● **GIVEN TEXT**:
________
Phoenix, you see, is a unique, crewed charter yacht, not just because she is a powercatamaran instead of the more common cats with sails, but also because she is one of just two powercats designed by the legendary Ted Hood.
Most recently known for his Little Harbor WhisperJet line, the 80-year-old Hood designed some 200 sailing and powerboats between 1959 and 1999, when he sold Little Harbor and went off to think about powercats during quasi-retirement. He thought cats had great design potential that wasn’t being realized, and he had an idea for one in particular—the Portsmouth Marine PowerCat 52—that he wanted to see used by people who could appreciate the lifetime of boating knowledge he’d put into it.
Luckily for Hood, he’s friends with a New England couple who were willing to take a chance on his vision and a shipyard in Istanbul, Turkey. And luckily for anyone who wants to charter, the couple has an extensive history in the international charter industry. Today, Phoenix is not just one of only two Hood-designed powercats in the world, but she is also the only one available for charter. Anywhere.
________
● **EXERCISE DATA**:
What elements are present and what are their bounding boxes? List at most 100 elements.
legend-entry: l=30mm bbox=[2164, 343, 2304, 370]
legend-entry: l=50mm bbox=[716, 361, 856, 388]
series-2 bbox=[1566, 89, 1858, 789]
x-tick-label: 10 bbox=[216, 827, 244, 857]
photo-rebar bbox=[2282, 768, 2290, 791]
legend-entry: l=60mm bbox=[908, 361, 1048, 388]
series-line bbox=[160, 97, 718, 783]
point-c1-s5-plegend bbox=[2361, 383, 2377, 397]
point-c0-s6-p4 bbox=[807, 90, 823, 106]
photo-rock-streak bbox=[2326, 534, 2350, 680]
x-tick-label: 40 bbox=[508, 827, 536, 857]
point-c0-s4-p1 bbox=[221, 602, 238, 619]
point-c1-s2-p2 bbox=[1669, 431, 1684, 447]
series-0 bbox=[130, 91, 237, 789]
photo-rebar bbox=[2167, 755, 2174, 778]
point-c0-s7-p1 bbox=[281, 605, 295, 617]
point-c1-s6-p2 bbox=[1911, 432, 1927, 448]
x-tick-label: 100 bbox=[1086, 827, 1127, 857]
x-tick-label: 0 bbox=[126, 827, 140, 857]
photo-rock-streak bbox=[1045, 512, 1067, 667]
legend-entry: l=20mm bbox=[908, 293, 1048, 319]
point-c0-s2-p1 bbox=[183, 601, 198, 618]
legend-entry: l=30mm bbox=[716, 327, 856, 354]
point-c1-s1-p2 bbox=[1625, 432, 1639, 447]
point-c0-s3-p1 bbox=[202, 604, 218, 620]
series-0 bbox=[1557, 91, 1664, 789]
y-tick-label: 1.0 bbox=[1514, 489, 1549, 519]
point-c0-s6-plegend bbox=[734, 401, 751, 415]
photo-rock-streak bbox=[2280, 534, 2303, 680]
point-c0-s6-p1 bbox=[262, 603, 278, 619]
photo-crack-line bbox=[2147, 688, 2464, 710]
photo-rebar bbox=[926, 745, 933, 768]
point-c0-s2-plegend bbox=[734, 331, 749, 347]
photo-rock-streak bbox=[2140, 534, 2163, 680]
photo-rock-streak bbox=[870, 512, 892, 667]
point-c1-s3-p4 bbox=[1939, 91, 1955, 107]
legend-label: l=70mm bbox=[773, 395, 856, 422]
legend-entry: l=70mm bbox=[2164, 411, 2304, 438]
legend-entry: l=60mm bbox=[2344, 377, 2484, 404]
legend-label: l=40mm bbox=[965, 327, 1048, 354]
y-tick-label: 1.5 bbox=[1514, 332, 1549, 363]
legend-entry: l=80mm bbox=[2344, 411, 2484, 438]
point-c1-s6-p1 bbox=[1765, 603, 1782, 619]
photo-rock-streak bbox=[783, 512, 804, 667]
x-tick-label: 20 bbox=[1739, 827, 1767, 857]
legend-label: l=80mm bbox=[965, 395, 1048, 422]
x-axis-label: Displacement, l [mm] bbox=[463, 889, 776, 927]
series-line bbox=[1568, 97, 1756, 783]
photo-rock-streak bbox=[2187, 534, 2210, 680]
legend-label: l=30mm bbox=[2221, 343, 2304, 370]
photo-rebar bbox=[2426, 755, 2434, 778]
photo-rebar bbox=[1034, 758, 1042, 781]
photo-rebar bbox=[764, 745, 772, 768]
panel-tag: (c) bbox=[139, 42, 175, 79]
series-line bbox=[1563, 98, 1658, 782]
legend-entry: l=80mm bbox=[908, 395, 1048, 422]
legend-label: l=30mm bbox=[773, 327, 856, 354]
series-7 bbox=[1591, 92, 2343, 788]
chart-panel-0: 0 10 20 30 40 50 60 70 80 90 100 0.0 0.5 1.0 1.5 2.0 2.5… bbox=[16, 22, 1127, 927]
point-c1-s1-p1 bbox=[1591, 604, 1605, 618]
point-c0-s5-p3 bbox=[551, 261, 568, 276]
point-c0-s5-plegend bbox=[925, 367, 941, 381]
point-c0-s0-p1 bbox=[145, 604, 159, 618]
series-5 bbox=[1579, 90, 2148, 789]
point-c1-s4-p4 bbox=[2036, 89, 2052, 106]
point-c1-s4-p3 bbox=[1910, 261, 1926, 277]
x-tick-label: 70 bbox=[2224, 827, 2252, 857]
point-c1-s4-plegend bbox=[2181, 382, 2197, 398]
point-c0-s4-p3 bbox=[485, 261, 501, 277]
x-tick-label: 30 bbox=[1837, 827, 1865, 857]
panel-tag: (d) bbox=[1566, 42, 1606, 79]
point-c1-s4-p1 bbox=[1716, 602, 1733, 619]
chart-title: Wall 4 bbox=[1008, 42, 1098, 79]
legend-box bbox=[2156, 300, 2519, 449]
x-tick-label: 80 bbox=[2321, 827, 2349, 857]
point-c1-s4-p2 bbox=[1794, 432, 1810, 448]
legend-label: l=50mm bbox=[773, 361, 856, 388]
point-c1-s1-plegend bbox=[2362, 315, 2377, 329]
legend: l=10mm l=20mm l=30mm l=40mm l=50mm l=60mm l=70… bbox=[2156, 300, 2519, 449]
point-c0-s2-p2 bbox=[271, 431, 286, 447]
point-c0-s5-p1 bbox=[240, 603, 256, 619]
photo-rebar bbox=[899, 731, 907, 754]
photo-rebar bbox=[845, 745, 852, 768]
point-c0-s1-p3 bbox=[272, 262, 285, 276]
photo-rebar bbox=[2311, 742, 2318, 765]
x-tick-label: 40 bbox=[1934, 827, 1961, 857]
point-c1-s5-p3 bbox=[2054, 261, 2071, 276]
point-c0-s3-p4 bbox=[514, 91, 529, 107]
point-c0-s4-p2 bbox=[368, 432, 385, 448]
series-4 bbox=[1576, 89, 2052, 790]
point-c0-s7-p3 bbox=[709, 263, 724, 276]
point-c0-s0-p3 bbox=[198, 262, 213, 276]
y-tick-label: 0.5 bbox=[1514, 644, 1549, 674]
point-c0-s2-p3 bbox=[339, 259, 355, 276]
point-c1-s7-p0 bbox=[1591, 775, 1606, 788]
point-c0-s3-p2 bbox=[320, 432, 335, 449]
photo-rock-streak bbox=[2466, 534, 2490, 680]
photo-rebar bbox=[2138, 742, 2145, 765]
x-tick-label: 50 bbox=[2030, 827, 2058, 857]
________
● **WORK ITEM A**: From the passage about Phoenix, reproduce word for word the part starting with "Phoenix, you see, is" and going on through "legendary Ted Hood.".
● **WORK ITEM B**: Summarize the passage about Phoenix in two sentences.

● **RESPONSE A**:
Phoenix, you see, is a unique, crewed charter yacht, not just because she is a powercatamaran instead of the more common cats with sails, but also because she is one of just two powercats designed by the legendary Ted Hood.

● **RESPONSE B**: Phoenix is a crewed charter yacht and a power catamaran, one of only two powercats designed by Ted Hood, who designed some 200 sailing and powerboats between 1959 and 1999. A New England couple with an extensive history in international chartering and a shipyard in Istanbul, Turkey, took a chance on Hood's vision, and Phoenix is now the only Hood-designed powercat available for charter anywhere.